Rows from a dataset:

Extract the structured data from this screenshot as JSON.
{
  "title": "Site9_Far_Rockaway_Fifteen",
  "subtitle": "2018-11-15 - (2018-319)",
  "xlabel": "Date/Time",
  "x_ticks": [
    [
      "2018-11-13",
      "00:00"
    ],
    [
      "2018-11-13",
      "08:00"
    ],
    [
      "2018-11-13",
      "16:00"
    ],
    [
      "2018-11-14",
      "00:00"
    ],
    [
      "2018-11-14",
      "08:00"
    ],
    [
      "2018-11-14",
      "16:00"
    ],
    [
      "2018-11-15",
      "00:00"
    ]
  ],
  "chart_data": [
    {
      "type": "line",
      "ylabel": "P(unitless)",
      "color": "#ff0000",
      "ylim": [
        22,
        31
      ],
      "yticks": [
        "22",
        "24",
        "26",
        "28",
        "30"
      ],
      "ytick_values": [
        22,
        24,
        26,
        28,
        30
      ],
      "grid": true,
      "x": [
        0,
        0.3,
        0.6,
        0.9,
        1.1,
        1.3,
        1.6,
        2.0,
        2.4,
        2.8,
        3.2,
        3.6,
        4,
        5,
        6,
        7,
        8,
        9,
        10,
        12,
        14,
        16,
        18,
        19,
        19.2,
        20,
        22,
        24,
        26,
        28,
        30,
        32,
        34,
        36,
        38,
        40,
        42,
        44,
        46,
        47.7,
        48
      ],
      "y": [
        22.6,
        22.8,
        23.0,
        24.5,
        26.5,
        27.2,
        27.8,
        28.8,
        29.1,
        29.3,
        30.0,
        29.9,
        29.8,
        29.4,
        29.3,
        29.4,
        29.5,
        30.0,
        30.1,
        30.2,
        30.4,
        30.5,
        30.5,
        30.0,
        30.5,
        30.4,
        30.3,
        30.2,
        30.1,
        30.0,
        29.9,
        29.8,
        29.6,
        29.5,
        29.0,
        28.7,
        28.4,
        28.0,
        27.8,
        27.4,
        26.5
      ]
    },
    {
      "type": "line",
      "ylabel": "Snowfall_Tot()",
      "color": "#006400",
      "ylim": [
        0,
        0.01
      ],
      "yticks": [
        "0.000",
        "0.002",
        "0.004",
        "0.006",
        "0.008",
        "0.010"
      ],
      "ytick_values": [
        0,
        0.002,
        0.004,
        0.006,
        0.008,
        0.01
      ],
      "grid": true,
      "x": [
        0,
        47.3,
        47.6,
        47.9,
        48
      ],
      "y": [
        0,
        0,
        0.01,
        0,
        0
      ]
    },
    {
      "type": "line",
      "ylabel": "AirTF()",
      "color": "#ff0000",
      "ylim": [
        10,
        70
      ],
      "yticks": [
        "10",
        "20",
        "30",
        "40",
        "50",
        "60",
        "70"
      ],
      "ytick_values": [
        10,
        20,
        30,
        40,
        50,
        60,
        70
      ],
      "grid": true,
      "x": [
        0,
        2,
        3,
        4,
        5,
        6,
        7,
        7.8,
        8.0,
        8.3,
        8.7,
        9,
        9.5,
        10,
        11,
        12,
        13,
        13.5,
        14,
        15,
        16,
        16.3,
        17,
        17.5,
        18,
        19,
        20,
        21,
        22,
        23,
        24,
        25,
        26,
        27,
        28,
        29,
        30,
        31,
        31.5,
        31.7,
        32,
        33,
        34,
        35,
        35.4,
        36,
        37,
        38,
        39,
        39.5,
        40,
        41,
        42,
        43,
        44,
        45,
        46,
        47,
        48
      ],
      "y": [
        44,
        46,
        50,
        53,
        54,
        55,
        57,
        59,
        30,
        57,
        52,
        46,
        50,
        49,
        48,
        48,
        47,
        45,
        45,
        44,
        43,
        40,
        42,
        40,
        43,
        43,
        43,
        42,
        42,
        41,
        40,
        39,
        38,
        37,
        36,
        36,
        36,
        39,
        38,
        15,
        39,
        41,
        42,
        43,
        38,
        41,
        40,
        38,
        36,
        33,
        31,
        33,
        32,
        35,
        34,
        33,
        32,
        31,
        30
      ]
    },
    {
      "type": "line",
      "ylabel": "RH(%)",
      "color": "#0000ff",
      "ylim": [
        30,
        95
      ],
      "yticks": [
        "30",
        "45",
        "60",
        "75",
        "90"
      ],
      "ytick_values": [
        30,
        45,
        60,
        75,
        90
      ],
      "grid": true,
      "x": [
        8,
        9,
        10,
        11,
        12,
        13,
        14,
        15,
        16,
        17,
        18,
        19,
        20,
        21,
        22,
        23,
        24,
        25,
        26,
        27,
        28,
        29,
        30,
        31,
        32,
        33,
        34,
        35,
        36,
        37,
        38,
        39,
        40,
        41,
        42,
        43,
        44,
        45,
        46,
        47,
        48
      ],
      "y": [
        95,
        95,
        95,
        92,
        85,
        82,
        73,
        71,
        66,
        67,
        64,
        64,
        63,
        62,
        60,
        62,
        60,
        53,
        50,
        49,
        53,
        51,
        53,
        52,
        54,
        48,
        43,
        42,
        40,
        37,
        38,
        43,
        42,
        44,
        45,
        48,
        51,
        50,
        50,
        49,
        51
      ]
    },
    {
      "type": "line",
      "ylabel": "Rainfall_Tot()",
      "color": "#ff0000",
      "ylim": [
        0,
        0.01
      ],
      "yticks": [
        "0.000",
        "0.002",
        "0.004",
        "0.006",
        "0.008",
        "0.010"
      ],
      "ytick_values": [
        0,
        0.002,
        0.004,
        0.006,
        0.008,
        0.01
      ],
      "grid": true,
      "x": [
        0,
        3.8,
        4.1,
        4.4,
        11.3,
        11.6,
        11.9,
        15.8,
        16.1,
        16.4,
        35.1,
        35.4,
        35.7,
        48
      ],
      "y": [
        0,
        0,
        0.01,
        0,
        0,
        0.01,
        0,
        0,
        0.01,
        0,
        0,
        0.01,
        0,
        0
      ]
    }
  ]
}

...

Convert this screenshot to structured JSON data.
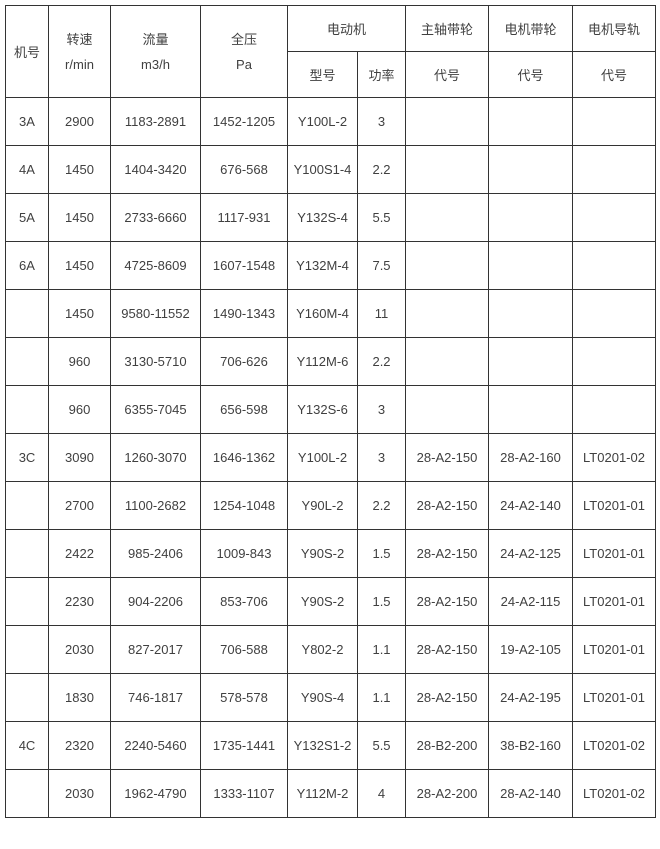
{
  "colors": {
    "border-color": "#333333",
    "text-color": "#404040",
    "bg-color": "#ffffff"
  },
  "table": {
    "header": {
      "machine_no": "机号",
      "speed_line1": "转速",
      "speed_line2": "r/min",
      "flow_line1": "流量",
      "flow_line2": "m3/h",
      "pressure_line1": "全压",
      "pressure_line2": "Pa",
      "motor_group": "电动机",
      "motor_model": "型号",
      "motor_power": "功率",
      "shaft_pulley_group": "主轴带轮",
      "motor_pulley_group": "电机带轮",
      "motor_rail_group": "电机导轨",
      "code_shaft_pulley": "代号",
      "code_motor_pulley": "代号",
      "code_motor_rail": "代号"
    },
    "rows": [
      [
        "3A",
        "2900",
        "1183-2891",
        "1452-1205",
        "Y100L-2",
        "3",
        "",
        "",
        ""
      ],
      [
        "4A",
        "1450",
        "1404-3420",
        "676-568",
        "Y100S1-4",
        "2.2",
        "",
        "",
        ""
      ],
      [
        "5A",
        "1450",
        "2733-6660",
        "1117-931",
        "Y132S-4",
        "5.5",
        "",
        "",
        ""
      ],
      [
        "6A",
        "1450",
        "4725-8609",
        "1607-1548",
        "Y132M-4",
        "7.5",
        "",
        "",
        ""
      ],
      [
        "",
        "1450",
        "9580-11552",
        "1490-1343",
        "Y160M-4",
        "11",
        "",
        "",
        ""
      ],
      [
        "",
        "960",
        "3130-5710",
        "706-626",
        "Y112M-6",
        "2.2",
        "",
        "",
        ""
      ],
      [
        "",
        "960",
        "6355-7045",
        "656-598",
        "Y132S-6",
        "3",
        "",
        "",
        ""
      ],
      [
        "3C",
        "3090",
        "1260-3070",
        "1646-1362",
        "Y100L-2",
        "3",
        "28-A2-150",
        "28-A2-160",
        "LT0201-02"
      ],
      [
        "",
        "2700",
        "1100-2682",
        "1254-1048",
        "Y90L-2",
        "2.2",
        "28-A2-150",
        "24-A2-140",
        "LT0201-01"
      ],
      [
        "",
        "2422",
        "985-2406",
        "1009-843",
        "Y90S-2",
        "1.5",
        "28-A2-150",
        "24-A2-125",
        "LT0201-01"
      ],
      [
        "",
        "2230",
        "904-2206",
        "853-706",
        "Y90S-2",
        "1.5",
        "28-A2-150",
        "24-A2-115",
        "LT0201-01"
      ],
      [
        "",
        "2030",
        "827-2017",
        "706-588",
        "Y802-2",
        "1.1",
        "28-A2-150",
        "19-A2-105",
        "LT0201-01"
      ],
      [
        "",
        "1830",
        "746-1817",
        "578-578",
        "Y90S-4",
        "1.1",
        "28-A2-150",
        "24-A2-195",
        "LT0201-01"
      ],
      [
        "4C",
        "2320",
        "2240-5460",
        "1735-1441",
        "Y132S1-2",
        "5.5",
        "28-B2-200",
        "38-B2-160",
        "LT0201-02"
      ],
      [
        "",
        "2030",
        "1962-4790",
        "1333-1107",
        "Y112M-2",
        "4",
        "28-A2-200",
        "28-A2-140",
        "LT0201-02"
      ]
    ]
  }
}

---

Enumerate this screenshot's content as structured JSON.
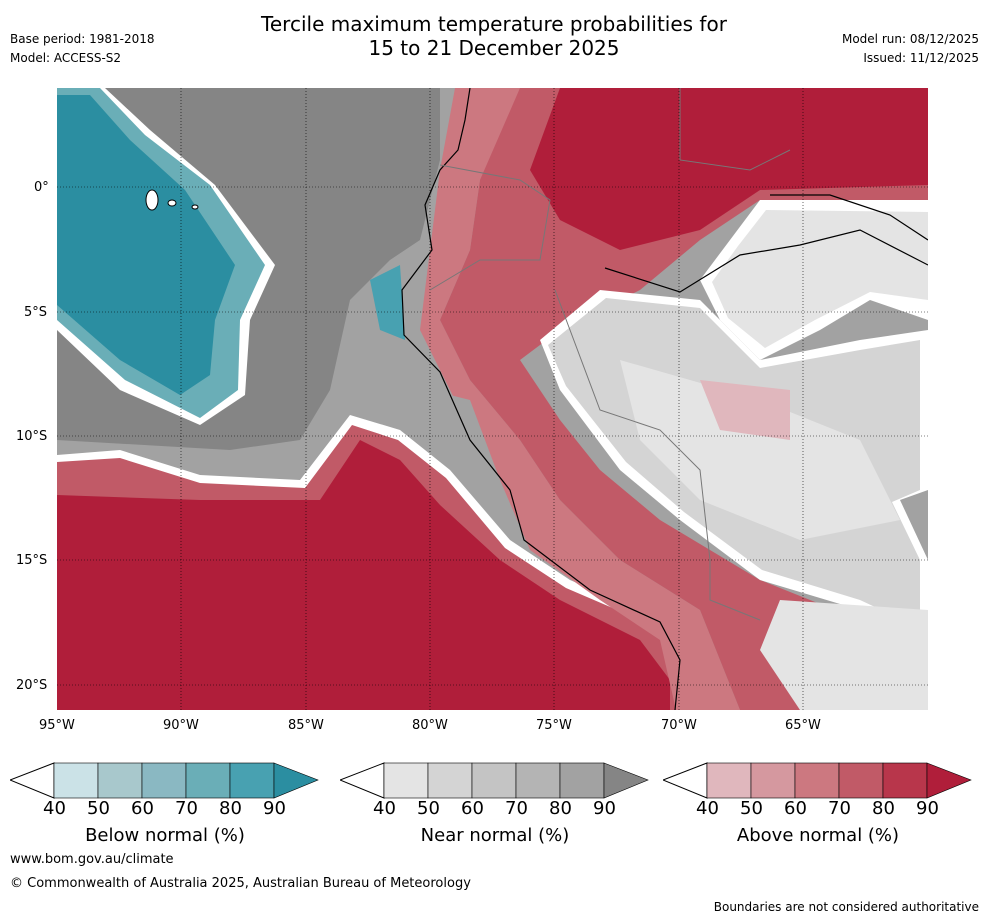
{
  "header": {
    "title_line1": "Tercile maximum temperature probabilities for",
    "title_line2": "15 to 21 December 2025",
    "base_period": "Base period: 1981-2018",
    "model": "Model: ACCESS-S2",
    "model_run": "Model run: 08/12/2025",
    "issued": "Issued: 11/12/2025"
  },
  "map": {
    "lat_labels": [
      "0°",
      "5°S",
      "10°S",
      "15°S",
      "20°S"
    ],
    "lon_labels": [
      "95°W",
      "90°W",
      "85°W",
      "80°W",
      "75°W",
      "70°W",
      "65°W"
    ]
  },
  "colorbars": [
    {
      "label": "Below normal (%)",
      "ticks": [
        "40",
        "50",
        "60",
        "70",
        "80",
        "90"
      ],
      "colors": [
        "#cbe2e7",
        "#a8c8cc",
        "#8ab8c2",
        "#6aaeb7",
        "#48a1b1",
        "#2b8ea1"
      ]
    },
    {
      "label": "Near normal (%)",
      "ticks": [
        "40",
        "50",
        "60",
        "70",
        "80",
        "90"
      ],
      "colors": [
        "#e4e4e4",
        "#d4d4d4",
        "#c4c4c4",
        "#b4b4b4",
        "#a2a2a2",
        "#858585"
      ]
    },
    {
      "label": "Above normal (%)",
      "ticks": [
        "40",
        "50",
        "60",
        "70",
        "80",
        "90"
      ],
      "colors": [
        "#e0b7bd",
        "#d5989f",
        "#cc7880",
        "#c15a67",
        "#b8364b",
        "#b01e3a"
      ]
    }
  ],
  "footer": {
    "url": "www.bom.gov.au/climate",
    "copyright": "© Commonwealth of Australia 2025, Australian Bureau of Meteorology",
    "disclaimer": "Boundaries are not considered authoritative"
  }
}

● **Requirements**:
Collect each line of the entries that has the word "structured", copying it in full.

● **Response to the task**:
Extract the structured data from this screenshot as JSON.
Convert this screenshot to structured JSON data.
Enumerate this screenshot's content as structured JSON.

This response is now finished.